>> BEGIN EXTRACTED MATERIAL

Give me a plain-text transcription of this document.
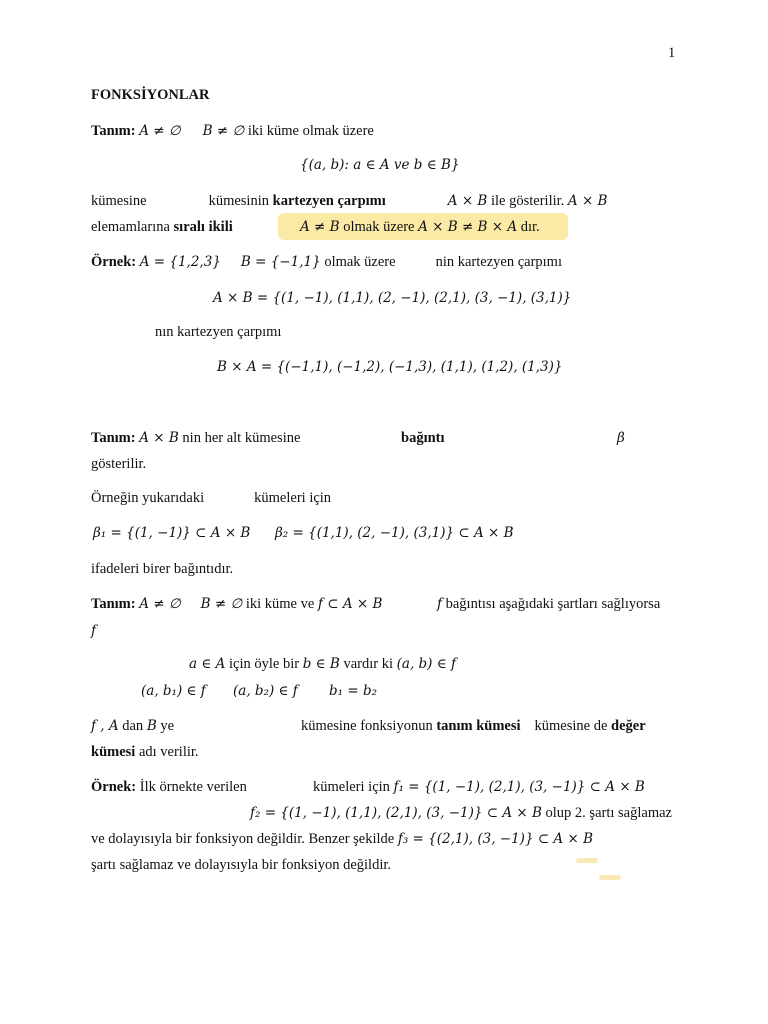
1
FONKSİYONLAR
Tanım: A ≠ ∅ B ≠ ∅ iki küme olmak üzere
{(a, b): a ∈ A ve b ∈ B}
kümesine	kümesinin kartezyen çarpımı	A × B ile gösterilir. A × B
elemamlarına sıralı ikili	A ≠ B olmak üzere A × B ≠ B × A dır.
Örnek: A = {1,2,3} B = {−1,1} olmak üzere	nin kartezyen çarpımı
A × B = {(1, −1), (1,1), (2, −1), (2,1), (3, −1), (3,1)}
nın kartezyen çarpımı
B × A = {(−1,1), (−1,2), (−1,3), (1,1), (1,2), (1,3)}
Tanım: A × B nin her alt kümesine	bağıntı	β
gösterilir.
Örneğin yukarıdaki	kümeleri için
β₁ = {(1, −1)} ⊂ A × B β₂ = {(1,1), (2, −1), (3,1)} ⊂ A × B
ifadeleri birer bağıntıdır.
Tanım: A ≠ ∅ B ≠ ∅ iki küme ve f ⊂ A × B	f bağıntısı aşağıdaki şartları sağlıyorsa
f
a ∈ A için öyle bir b ∈ B vardır ki (a, b) ∈ f
(a, b₁) ∈ f (a, b₂) ∈ f b₁ = b₂
f , A dan B ye	kümesine fonksiyonun tanım kümesi kümesine de değer
kümesi adı verilir.
Örnek: İlk örnekte verilen	kümeleri için f₁ = {(1, −1), (2,1), (3, −1)} ⊂ A × B
f₂ = {(1, −1), (1,1), (2,1), (3, −1)} ⊂ A × B olup 2. şartı sağlamaz
ve dolayısıyla bir fonksiyon değildir. Benzer şekilde f₃ = {(2,1), (3, −1)} ⊂ A × B
şartı sağlamaz ve dolayısıyla bir fonksiyon değildir.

>> END EXTRACTED MATERIAL

-- WHAT YOU WILL DO --
Copy every line of the entries above in which "için" occurs.

-- ANSWER TO THIS PROBLEM --
Örneğin yukarıdaki	kümeleri için
a ∈ A için öyle bir b ∈ B vardır ki (a, b) ∈ f
Örnek: İlk örnekte verilen	kümeleri için f₁ = {(1, −1), (2,1), (3, −1)} ⊂ A × B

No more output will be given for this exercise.